### WORK TO DO:
All of the data below must be repeated exactly.

Stored dataset items
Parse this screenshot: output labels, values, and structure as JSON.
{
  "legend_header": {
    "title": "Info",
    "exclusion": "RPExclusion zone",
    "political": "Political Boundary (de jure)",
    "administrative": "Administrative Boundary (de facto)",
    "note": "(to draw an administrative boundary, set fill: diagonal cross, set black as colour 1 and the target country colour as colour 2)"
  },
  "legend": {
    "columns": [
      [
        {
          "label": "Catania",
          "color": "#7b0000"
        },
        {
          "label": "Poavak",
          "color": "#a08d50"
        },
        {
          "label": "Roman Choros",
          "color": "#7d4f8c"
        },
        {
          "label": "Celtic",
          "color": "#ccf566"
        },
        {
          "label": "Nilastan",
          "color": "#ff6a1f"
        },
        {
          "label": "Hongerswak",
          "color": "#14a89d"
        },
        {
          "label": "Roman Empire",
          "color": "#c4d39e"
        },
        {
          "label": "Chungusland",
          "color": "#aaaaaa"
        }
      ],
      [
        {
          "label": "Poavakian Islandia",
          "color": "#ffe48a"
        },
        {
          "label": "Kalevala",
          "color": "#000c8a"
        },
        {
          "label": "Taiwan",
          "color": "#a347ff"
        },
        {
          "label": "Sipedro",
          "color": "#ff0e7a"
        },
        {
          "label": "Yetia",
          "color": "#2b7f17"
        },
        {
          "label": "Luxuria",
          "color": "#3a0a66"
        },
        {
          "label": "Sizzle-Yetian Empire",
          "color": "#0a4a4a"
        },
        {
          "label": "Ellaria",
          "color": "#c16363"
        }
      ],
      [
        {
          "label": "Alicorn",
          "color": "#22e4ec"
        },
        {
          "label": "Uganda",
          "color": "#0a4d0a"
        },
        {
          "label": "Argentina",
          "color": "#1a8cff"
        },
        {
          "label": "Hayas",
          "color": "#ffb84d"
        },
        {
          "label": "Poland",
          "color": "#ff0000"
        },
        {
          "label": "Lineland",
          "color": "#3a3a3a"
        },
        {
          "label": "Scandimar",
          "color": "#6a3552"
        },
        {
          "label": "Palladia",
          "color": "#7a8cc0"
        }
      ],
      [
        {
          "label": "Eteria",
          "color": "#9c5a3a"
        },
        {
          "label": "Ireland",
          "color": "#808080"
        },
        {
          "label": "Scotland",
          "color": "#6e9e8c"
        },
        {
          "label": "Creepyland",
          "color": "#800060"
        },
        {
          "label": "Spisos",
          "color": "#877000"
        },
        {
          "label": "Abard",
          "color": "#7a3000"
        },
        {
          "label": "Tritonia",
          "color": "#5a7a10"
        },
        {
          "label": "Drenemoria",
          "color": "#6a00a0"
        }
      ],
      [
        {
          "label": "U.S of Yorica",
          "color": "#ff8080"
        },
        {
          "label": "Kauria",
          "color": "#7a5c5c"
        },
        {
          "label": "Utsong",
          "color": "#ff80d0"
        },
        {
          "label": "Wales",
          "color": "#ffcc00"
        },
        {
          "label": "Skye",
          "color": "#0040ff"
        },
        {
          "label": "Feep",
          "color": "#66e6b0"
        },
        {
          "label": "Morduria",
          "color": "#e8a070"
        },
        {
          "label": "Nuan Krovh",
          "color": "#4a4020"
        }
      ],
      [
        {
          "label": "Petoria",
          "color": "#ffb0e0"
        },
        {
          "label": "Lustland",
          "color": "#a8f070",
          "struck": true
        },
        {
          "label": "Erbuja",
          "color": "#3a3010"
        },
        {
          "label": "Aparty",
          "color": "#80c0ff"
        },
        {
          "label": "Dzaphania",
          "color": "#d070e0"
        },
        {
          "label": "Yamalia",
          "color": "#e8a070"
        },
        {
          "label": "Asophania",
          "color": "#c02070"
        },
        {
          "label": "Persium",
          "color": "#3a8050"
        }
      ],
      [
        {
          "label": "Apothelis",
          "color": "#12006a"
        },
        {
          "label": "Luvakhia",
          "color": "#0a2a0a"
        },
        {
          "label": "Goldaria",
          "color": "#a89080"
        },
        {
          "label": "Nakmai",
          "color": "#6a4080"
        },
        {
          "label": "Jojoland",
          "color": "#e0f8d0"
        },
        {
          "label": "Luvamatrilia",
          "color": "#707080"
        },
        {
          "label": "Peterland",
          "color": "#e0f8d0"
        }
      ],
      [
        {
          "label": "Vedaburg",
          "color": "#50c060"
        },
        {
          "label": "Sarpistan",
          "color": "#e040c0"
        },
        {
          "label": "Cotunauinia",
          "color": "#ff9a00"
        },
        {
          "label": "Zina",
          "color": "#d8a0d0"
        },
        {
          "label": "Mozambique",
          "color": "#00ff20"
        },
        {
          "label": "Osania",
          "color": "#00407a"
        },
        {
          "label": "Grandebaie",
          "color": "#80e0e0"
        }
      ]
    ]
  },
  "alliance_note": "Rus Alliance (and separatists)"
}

### RESPONSE FOR THIS EXERCISE:
Parse this screenshot: output labels, values, and structure as JSON.
{
  "legend_header": {
    "title": "Info",
    "exclusion": "RPExclusion zone",
    "political": "Political Boundary (de jure)",
    "administrative": "Administrative Boundary (de facto)",
    "note": "(to draw an administrative boundary, set fill: diagonal cross, set black as colour 1 and the target country colour as colour 2)"
  },
  "legend": {
    "columns": [
      [
        {
          "label": "Catania",
          "color": "#7b0000"
        },
        {
          "label": "Poavak",
          "color": "#a08d50"
        },
        {
          "label": "Roman Choros",
          "color": "#7d4f8c"
        },
        {
          "label": "Celtic",
          "color": "#ccf566"
        },
        {
          "label": "Nilastan",
          "color": "#ff6a1f"
        },
        {
          "label": "Hongerswak",
          "color": "#14a89d"
        },
        {
          "label": "Roman Empire",
          "color": "#c4d39e"
        },
        {
          "label": "Chungusland",
          "color": "#aaaaaa"
        }
      ],
      [
        {
          "label": "Poavakian Islandia",
          "color": "#ffe48a"
        },
        {
          "label": "Kalevala",
          "color": "#000c8a"
        },
        {
          "label": "Taiwan",
          "color": "#a347ff"
        },
        {
          "label": "Sipedro",
          "color": "#ff0e7a"
        },
        {
          "label": "Yetia",
          "color": "#2b7f17"
        },
        {
          "label": "Luxuria",
          "color": "#3a0a66"
        },
        {
          "label": "Sizzle-Yetian Empire",
          "color": "#0a4a4a"
        },
        {
          "label": "Ellaria",
          "color": "#c16363"
        }
      ],
      [
        {
          "label": "Alicorn",
          "color": "#22e4ec"
        },
        {
          "label": "Uganda",
          "color": "#0a4d0a"
        },
        {
          "label": "Argentina",
          "color": "#1a8cff"
        },
        {
          "label": "Hayas",
          "color": "#ffb84d"
        },
        {
          "label": "Poland",
          "color": "#ff0000"
        },
        {
          "label": "Lineland",
          "color": "#3a3a3a"
        },
        {
          "label": "Scandimar",
          "color": "#6a3552"
        },
        {
          "label": "Palladia",
          "color": "#7a8cc0"
        }
      ],
      [
        {
          "label": "Eteria",
          "color": "#9c5a3a"
        },
        {
          "label": "Ireland",
          "color": "#808080"
        },
        {
          "label": "Scotland",
          "color": "#6e9e8c"
        },
        {
          "label": "Creepyland",
          "color": "#800060"
        },
        {
          "label": "Spisos",
          "color": "#877000"
        },
        {
          "label": "Abard",
          "color": "#7a3000"
        },
        {
          "label": "Tritonia",
          "color": "#5a7a10"
        },
        {
          "label": "Drenemoria",
          "color": "#6a00a0"
        }
      ],
      [
        {
          "label": "U.S of Yorica",
          "color": "#ff8080"
        },
        {
          "label": "Kauria",
          "color": "#7a5c5c"
        },
        {
          "label": "Utsong",
          "color": "#ff80d0"
        },
        {
          "label": "Wales",
          "color": "#ffcc00"
        },
        {
          "label": "Skye",
          "color": "#0040ff"
        },
        {
          "label": "Feep",
          "color": "#66e6b0"
        },
        {
          "label": "Morduria",
          "color": "#e8a070"
        },
        {
          "label": "Nuan Krovh",
          "color": "#4a4020"
        }
      ],
      [
        {
          "label": "Petoria",
          "color": "#ffb0e0"
        },
        {
          "label": "Lustland",
          "color": "#a8f070",
          "struck": true
        },
        {
          "label": "Erbuja",
          "color": "#3a3010"
        },
        {
          "label": "Aparty",
          "color": "#80c0ff"
        },
        {
          "label": "Dzaphania",
          "color": "#d070e0"
        },
        {
          "label": "Yamalia",
          "color": "#e8a070"
        },
        {
          "label": "Asophania",
          "color": "#c02070"
        },
        {
          "label": "Persium",
          "color": "#3a8050"
        }
      ],
      [
        {
          "label": "Apothelis",
          "color": "#12006a"
        },
        {
          "label": "Luvakhia",
          "color": "#0a2a0a"
        },
        {
          "label": "Goldaria",
          "color": "#a89080"
        },
        {
          "label": "Nakmai",
          "color": "#6a4080"
        },
        {
          "label": "Jojoland",
          "color": "#e0f8d0"
        },
        {
          "label": "Luvamatrilia",
          "color": "#707080"
        },
        {
          "label": "Peterland",
          "color": "#e0f8d0"
        }
      ],
      [
        {
          "label": "Vedaburg",
          "color": "#50c060"
        },
        {
          "label": "Sarpistan",
          "color": "#e040c0"
        },
        {
          "label": "Cotunauinia",
          "color": "#ff9a00"
        },
        {
          "label": "Zina",
          "color": "#d8a0d0"
        },
        {
          "label": "Mozambique",
          "color": "#00ff20"
        },
        {
          "label": "Osania",
          "color": "#00407a"
        },
        {
          "label": "Grandebaie",
          "color": "#80e0e0"
        }
      ]
    ]
  },
  "alliance_note": "Rus Alliance (and separatists)"
}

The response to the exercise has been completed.